++++ Data extract ++++
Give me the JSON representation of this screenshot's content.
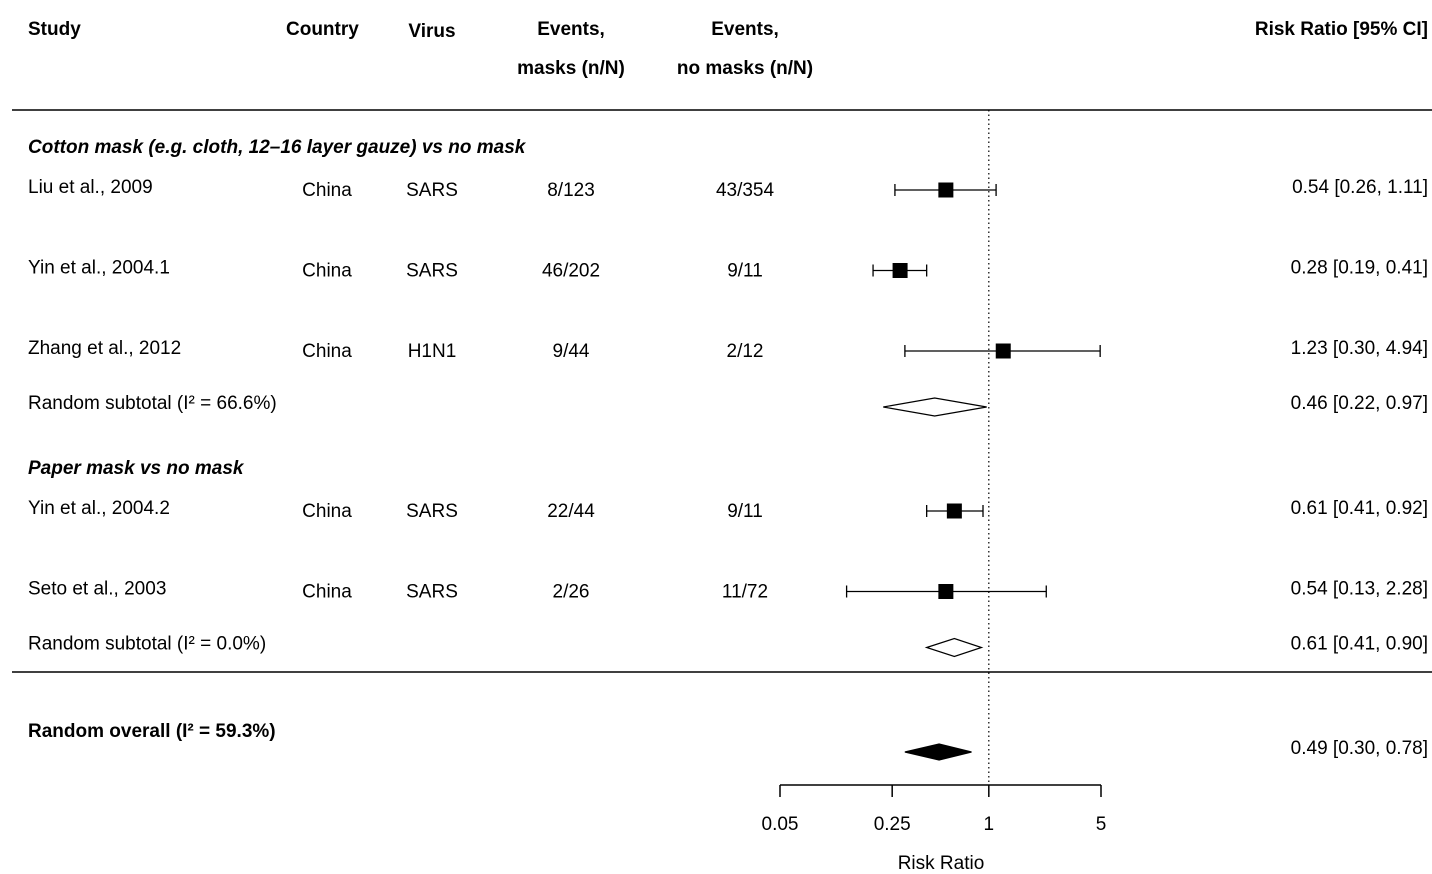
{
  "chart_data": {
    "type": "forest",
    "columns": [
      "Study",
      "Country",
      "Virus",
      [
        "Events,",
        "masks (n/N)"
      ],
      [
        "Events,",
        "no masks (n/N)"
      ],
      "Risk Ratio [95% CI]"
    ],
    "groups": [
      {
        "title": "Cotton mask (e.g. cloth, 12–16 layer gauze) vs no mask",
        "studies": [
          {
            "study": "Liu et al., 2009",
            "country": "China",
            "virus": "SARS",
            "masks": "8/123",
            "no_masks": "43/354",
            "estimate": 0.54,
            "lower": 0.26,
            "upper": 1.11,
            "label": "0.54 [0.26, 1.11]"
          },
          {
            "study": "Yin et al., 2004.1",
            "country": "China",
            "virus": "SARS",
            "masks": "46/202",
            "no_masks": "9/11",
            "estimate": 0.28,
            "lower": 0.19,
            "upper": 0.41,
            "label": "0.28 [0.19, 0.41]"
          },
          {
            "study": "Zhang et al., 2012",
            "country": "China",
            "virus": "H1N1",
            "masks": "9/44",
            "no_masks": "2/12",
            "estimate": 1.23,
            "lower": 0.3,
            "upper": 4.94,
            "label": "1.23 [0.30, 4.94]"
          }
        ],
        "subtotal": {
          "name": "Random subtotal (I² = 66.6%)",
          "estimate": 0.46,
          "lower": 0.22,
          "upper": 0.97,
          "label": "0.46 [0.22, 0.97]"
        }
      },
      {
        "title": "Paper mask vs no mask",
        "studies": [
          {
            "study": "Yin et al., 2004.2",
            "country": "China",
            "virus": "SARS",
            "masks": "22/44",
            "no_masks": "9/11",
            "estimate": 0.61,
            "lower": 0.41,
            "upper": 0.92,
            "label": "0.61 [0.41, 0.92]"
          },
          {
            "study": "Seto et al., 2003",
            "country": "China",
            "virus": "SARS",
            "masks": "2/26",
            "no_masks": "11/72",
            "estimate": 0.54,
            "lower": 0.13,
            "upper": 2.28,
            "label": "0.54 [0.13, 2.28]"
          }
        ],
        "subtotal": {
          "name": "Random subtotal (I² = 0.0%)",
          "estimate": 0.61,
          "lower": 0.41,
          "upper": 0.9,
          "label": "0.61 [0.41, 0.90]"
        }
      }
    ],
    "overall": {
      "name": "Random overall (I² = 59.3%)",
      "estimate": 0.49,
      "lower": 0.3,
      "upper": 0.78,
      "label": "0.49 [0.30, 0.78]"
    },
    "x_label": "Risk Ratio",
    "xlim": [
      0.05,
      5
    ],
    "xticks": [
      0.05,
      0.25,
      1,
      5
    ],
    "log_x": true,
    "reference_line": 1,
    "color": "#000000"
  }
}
++++
Among the entries above, how many lines hold the string "title"? Respond with nothing but the number.

## The answer
2